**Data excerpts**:
========
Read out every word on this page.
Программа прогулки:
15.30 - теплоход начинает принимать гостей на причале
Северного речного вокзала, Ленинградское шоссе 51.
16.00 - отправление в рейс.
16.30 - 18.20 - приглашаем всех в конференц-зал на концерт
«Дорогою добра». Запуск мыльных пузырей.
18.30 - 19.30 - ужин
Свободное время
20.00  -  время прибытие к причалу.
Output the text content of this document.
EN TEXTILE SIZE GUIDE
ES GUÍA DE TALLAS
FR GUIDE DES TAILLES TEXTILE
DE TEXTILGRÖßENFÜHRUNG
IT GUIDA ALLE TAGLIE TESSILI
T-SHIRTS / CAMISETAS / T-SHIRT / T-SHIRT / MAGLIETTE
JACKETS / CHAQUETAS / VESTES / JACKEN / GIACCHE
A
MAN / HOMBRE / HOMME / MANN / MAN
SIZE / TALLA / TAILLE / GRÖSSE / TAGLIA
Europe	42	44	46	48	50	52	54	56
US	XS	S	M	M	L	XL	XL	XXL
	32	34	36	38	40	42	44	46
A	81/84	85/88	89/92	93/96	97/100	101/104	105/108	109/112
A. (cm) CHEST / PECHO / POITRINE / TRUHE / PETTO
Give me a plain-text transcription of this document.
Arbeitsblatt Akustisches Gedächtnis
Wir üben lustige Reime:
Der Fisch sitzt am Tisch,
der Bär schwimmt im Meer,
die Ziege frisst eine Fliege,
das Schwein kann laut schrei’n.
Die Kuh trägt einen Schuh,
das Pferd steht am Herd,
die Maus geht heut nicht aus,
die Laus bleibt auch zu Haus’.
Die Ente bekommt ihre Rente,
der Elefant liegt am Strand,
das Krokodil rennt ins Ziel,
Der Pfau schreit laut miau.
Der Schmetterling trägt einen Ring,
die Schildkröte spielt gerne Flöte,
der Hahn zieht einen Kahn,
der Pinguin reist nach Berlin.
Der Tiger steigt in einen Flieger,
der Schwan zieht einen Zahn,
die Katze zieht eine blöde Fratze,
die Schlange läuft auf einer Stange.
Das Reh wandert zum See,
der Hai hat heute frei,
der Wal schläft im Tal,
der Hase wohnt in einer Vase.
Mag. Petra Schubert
========
**Given request**: Set down, word for word, only the lines running from the line with "Output the text content of this document." to the last line of the listing above. Both of those lines belong in your answer.

**Problem solution**:
Output the text content of this document.
EN TEXTILE SIZE GUIDE
ES GUÍA DE TALLAS
FR GUIDE DES TAILLES TEXTILE
DE TEXTILGRÖßENFÜHRUNG
IT GUIDA ALLE TAGLIE TESSILI
T-SHIRTS / CAMISETAS / T-SHIRT / T-SHIRT / MAGLIETTE
JACKETS / CHAQUETAS / VESTES / JACKEN / GIACCHE
A
MAN / HOMBRE / HOMME / MANN / MAN
SIZE / TALLA / TAILLE / GRÖSSE / TAGLIA
Europe	42	44	46	48	50	52	54	56
US	XS	S	M	M	L	XL	XL	XXL
	32	34	36	38	40	42	44	46
A	81/84	85/88	89/92	93/96	97/100	101/104	105/108	109/112
A. (cm) CHEST / PECHO / POITRINE / TRUHE / PETTO
Give me a plain-text transcription of this document.
Arbeitsblatt Akustisches Gedächtnis
Wir üben lustige Reime:
Der Fisch sitzt am Tisch,
der Bär schwimmt im Meer,
die Ziege frisst eine Fliege,
das Schwein kann laut schrei’n.
Die Kuh trägt einen Schuh,
das Pferd steht am Herd,
die Maus geht heut nicht aus,
die Laus bleibt auch zu Haus’.
Die Ente bekommt ihre Rente,
der Elefant liegt am Strand,
das Krokodil rennt ins Ziel,
Der Pfau schreit laut miau.
Der Schmetterling trägt einen Ring,
die Schildkröte spielt gerne Flöte,
der Hahn zieht einen Kahn,
der Pinguin reist nach Berlin.
Der Tiger steigt in einen Flieger,
der Schwan zieht einen Zahn,
die Katze zieht eine blöde Fratze,
die Schlange läuft auf einer Stange.
Das Reh wandert zum See,
der Hai hat heute frei,
der Wal schläft im Tal,
der Hase wohnt in einer Vase.
Mag. Petra Schubert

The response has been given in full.